__GIVEN PROBLEM__
Transcribe the entries that follow exactly as they appear, minus pictures.

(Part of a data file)
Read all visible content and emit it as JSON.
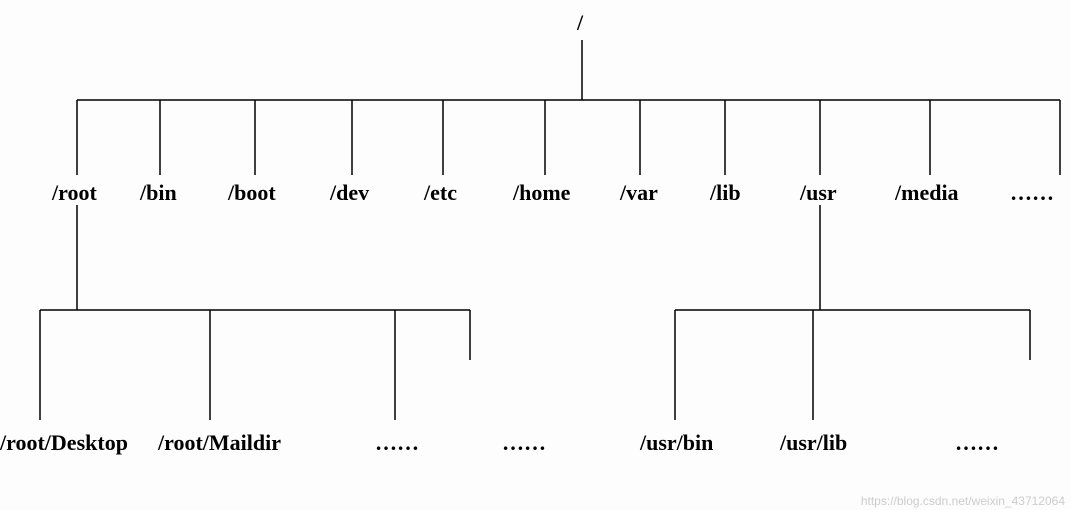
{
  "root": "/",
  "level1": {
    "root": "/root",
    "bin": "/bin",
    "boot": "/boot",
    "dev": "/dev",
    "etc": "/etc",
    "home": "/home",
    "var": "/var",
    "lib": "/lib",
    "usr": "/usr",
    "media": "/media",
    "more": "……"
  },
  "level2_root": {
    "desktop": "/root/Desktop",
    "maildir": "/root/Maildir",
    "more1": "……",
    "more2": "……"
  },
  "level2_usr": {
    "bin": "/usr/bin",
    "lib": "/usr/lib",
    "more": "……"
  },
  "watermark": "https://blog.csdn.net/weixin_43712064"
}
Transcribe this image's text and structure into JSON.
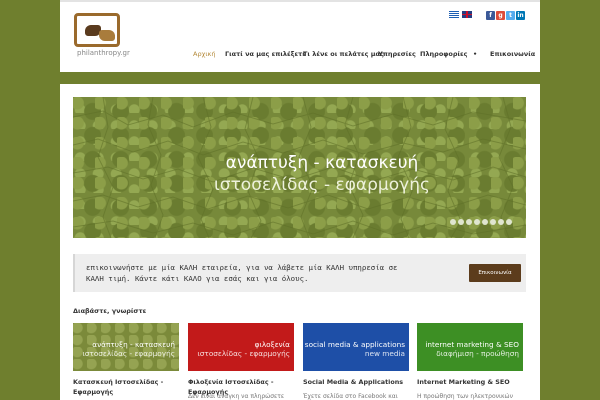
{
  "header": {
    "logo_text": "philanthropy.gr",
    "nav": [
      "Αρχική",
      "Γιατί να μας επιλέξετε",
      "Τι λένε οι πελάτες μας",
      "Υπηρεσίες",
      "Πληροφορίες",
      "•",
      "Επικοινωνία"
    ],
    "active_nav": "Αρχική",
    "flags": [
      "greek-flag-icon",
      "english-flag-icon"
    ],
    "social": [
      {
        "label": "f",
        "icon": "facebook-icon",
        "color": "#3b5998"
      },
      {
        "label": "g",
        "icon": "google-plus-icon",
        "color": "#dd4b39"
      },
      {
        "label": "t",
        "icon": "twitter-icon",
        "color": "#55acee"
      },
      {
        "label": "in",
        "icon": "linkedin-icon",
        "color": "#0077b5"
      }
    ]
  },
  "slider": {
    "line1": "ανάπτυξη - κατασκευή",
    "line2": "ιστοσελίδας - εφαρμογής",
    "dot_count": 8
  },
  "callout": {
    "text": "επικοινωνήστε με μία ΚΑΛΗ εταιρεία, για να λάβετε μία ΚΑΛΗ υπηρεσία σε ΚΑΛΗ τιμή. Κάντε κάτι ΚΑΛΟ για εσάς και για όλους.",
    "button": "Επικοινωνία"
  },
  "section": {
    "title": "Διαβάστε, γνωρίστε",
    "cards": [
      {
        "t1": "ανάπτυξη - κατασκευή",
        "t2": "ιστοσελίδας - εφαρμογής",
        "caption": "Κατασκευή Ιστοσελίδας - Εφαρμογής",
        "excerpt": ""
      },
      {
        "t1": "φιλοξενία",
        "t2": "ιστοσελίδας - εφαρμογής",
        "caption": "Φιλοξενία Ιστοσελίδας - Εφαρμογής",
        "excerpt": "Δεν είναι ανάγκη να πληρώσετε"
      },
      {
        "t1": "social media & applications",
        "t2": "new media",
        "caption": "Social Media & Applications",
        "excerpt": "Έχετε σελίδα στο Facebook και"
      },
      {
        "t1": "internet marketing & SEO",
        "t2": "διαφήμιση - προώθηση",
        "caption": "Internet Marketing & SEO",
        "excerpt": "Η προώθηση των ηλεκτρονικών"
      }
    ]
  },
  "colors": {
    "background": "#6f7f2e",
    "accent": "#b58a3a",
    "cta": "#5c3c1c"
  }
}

__FINISHED TASK__
Read all visible content and emit it as JSON.
{
  "root": "/",
  "level1": {
    "root": "/root",
    "bin": "/bin",
    "boot": "/boot",
    "dev": "/dev",
    "etc": "/etc",
    "home": "/home",
    "var": "/var",
    "lib": "/lib",
    "usr": "/usr",
    "media": "/media",
    "more": "……"
  },
  "level2_root": {
    "desktop": "/root/Desktop",
    "maildir": "/root/Maildir",
    "more1": "……",
    "more2": "……"
  },
  "level2_usr": {
    "bin": "/usr/bin",
    "lib": "/usr/lib",
    "more": "……"
  },
  "watermark": "https://blog.csdn.net/weixin_43712064"
}
Transcribe this image's text and structure into JSON.
{
  "header": {
    "logo_text": "philanthropy.gr",
    "nav": [
      "Αρχική",
      "Γιατί να μας επιλέξετε",
      "Τι λένε οι πελάτες μας",
      "Υπηρεσίες",
      "Πληροφορίες",
      "•",
      "Επικοινωνία"
    ],
    "active_nav": "Αρχική",
    "flags": [
      "greek-flag-icon",
      "english-flag-icon"
    ],
    "social": [
      {
        "label": "f",
        "icon": "facebook-icon",
        "color": "#3b5998"
      },
      {
        "label": "g",
        "icon": "google-plus-icon",
        "color": "#dd4b39"
      },
      {
        "label": "t",
        "icon": "twitter-icon",
        "color": "#55acee"
      },
      {
        "label": "in",
        "icon": "linkedin-icon",
        "color": "#0077b5"
      }
    ]
  },
  "slider": {
    "line1": "ανάπτυξη - κατασκευή",
    "line2": "ιστοσελίδας - εφαρμογής",
    "dot_count": 8
  },
  "callout": {
    "text": "επικοινωνήστε με μία ΚΑΛΗ εταιρεία, για να λάβετε μία ΚΑΛΗ υπηρεσία σε ΚΑΛΗ τιμή. Κάντε κάτι ΚΑΛΟ για εσάς και για όλους.",
    "button": "Επικοινωνία"
  },
  "section": {
    "title": "Διαβάστε, γνωρίστε",
    "cards": [
      {
        "t1": "ανάπτυξη - κατασκευή",
        "t2": "ιστοσελίδας - εφαρμογής",
        "caption": "Κατασκευή Ιστοσελίδας - Εφαρμογής",
        "excerpt": ""
      },
      {
        "t1": "φιλοξενία",
        "t2": "ιστοσελίδας - εφαρμογής",
        "caption": "Φιλοξενία Ιστοσελίδας - Εφαρμογής",
        "excerpt": "Δεν είναι ανάγκη να πληρώσετε"
      },
      {
        "t1": "social media & applications",
        "t2": "new media",
        "caption": "Social Media & Applications",
        "excerpt": "Έχετε σελίδα στο Facebook και"
      },
      {
        "t1": "internet marketing & SEO",
        "t2": "διαφήμιση - προώθηση",
        "caption": "Internet Marketing & SEO",
        "excerpt": "Η προώθηση των ηλεκτρονικών"
      }
    ]
  },
  "colors": {
    "background": "#6f7f2e",
    "accent": "#b58a3a",
    "cta": "#5c3c1c"
  }
}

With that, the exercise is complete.